Pick out each line below containing "aliran".

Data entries
╭──

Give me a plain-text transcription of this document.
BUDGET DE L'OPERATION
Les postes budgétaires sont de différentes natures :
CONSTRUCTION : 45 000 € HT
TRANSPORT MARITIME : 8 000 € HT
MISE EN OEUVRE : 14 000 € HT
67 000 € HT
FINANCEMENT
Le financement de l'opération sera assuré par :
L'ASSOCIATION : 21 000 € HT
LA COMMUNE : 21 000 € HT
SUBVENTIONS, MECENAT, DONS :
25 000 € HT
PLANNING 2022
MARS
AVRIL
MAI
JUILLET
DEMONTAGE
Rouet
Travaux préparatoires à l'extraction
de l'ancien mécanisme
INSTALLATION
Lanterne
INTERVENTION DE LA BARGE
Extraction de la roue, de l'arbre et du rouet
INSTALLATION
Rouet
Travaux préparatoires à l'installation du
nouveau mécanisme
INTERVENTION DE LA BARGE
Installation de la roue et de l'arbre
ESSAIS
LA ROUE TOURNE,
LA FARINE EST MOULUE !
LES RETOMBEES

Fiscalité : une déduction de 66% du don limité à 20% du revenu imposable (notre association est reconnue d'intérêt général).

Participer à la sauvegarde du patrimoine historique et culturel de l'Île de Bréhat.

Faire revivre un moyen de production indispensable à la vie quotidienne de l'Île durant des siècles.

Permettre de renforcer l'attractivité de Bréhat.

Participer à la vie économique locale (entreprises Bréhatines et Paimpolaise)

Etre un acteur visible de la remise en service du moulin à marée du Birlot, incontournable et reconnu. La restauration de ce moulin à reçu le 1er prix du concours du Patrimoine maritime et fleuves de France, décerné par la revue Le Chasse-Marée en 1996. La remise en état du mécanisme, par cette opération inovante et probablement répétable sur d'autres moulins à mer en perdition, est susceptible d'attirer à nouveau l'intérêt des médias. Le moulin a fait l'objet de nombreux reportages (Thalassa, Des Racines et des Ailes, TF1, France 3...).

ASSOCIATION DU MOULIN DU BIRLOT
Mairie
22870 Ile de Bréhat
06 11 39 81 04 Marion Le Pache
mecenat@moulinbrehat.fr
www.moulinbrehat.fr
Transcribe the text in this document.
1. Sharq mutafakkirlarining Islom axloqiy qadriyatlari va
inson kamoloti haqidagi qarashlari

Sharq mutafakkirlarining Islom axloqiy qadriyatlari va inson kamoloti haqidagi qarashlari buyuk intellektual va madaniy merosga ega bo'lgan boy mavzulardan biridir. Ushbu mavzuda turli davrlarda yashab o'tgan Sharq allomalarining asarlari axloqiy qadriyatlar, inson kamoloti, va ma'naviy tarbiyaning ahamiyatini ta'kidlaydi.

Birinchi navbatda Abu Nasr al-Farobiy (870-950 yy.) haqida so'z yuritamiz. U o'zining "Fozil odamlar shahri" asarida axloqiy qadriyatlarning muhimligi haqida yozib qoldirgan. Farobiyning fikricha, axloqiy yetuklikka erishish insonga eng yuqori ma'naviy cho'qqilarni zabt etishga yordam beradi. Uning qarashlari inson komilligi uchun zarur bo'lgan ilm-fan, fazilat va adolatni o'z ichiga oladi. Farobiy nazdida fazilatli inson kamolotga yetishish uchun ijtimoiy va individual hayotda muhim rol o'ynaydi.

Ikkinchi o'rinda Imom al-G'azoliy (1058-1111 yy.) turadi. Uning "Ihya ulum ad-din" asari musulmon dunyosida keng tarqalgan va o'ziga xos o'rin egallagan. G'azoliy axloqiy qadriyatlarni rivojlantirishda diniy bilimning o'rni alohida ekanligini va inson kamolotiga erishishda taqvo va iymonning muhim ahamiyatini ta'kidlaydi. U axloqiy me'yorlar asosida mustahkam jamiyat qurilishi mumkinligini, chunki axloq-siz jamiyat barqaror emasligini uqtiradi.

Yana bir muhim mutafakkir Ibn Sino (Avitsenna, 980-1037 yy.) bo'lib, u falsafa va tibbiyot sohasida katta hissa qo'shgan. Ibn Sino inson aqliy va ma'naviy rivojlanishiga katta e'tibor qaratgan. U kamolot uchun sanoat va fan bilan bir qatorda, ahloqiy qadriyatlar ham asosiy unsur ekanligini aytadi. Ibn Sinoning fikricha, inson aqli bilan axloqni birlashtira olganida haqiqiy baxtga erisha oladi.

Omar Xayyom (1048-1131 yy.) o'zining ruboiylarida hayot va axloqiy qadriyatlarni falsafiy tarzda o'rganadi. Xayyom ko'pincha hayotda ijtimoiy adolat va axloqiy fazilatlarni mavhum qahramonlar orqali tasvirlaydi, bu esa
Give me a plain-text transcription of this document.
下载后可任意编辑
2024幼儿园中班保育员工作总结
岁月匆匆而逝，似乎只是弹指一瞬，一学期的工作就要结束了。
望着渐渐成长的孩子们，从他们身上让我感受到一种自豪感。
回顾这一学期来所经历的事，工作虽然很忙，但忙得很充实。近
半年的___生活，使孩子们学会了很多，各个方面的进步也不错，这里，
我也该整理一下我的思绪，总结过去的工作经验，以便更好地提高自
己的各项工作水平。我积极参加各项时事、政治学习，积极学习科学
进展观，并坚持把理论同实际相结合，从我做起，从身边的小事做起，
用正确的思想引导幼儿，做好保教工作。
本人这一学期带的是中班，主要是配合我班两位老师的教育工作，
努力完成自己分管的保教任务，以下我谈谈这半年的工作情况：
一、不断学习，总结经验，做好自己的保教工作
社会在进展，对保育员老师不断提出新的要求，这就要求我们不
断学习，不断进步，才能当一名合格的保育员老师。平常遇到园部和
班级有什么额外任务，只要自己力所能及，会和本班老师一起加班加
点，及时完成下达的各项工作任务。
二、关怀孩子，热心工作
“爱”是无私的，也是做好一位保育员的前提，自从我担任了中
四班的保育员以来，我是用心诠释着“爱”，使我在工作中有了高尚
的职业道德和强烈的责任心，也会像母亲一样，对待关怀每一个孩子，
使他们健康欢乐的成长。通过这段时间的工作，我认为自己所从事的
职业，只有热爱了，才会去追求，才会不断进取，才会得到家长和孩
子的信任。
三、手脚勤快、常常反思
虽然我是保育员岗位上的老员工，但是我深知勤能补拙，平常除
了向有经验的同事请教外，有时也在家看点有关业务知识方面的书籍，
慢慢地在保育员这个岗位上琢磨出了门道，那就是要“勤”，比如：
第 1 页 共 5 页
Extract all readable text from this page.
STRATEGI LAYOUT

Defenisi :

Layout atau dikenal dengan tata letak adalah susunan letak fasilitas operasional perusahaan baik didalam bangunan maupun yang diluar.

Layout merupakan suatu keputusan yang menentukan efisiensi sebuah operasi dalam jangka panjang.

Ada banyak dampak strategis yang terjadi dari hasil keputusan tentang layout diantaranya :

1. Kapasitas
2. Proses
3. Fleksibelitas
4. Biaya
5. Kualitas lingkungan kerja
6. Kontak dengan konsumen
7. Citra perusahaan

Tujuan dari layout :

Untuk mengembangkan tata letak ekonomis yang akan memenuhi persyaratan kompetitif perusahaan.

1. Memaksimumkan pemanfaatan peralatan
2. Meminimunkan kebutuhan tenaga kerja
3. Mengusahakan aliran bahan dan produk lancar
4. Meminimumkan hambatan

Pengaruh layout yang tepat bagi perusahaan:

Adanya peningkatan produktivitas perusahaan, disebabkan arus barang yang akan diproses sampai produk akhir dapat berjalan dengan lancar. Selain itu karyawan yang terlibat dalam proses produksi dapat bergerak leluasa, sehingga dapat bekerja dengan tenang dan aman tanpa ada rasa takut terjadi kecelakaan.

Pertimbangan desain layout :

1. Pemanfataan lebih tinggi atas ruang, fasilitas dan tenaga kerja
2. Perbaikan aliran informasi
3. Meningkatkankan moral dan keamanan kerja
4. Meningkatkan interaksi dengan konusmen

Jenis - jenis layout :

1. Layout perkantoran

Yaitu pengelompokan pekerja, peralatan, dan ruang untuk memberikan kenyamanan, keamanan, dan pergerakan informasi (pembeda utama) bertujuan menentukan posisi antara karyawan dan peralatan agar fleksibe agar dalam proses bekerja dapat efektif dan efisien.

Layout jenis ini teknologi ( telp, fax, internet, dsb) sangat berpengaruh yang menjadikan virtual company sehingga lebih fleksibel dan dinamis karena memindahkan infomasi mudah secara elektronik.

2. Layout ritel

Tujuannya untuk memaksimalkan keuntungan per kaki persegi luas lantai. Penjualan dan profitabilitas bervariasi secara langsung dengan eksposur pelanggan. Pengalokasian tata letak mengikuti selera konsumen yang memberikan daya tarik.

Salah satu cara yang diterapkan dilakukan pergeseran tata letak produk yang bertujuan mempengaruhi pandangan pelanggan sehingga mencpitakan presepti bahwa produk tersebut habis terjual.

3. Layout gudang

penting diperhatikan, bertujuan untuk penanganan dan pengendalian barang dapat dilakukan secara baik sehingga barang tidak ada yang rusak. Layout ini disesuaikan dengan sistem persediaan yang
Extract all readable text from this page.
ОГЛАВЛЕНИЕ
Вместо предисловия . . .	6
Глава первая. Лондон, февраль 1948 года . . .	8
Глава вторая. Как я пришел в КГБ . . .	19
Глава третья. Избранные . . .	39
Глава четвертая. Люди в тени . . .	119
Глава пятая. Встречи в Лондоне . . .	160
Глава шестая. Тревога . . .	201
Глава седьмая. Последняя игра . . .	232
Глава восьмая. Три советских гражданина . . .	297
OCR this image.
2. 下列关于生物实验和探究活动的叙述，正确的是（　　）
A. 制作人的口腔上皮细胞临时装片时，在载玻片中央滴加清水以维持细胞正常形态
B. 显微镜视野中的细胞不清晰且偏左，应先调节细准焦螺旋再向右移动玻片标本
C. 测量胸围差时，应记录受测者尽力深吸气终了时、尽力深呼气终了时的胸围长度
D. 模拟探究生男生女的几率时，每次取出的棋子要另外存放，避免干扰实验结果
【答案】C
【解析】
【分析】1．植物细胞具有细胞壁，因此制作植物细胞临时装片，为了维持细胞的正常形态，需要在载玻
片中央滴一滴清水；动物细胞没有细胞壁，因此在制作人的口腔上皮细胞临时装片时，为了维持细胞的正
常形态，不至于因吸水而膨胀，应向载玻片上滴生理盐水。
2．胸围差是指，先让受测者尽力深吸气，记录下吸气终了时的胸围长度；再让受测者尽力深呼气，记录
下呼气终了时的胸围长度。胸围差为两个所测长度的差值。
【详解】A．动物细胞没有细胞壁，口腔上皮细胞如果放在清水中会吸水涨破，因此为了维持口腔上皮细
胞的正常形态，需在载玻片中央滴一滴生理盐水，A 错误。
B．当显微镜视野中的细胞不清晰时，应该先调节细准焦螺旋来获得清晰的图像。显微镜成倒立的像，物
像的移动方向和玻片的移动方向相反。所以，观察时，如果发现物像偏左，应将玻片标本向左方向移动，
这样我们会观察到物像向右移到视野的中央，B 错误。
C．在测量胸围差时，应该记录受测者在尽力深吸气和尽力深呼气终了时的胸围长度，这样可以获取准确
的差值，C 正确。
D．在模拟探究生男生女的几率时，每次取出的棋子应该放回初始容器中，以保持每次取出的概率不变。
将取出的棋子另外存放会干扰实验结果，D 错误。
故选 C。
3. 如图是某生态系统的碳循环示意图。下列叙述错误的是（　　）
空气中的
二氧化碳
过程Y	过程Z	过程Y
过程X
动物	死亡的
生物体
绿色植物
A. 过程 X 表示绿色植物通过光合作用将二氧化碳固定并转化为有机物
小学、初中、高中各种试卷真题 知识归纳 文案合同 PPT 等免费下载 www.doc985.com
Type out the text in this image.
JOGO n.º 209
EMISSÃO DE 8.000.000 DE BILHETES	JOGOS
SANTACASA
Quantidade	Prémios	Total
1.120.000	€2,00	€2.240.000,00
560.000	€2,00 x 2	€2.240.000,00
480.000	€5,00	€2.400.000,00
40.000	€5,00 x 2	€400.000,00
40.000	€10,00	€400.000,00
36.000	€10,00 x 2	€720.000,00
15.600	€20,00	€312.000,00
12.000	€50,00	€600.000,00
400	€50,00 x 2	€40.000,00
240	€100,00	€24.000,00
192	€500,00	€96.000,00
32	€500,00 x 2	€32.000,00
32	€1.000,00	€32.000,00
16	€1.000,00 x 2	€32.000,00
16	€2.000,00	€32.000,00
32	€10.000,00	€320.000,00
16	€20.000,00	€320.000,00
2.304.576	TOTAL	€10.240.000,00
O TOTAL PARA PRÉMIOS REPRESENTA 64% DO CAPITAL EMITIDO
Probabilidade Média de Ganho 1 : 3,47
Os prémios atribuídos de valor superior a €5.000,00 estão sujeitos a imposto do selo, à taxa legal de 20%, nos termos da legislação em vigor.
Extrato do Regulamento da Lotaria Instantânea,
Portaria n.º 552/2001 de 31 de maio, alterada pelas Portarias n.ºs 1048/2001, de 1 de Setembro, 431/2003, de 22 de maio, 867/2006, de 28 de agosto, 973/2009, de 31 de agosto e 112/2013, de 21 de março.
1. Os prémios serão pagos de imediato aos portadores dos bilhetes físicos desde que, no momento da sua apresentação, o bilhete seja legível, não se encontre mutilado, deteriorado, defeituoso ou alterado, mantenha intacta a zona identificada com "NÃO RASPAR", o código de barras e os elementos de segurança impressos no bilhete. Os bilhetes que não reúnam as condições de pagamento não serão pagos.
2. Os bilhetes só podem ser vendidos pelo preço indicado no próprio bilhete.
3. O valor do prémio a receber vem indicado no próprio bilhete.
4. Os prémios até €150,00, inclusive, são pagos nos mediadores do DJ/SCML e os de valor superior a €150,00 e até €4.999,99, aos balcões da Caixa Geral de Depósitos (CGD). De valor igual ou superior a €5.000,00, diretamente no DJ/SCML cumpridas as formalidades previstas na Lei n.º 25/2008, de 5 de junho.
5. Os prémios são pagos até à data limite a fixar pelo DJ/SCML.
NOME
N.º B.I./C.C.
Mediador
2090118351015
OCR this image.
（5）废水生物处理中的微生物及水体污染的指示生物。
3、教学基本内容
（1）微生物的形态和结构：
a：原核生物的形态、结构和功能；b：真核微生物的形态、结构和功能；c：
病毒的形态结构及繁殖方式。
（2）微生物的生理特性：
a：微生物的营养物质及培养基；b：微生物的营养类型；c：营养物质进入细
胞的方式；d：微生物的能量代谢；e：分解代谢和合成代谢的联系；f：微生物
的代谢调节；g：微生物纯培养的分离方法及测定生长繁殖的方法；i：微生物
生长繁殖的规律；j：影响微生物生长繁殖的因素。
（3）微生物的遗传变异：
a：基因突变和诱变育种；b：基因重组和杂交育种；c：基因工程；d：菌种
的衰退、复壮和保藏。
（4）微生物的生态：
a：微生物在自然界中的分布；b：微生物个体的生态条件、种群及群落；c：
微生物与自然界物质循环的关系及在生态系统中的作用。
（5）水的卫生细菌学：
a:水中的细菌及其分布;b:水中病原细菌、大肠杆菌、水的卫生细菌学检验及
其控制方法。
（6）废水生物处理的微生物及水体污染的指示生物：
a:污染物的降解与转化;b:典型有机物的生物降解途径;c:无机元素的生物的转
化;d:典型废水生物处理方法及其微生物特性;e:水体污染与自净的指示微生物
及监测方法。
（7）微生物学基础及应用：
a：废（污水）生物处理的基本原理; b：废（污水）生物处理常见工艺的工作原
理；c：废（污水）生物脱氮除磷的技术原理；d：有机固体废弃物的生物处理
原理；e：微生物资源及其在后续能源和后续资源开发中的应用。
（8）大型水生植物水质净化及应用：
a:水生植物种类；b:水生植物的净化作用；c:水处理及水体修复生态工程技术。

╰──

• Response below:
3. Mengusahakan aliran bahan dan produk lancar
2. Perbaikan aliran informasi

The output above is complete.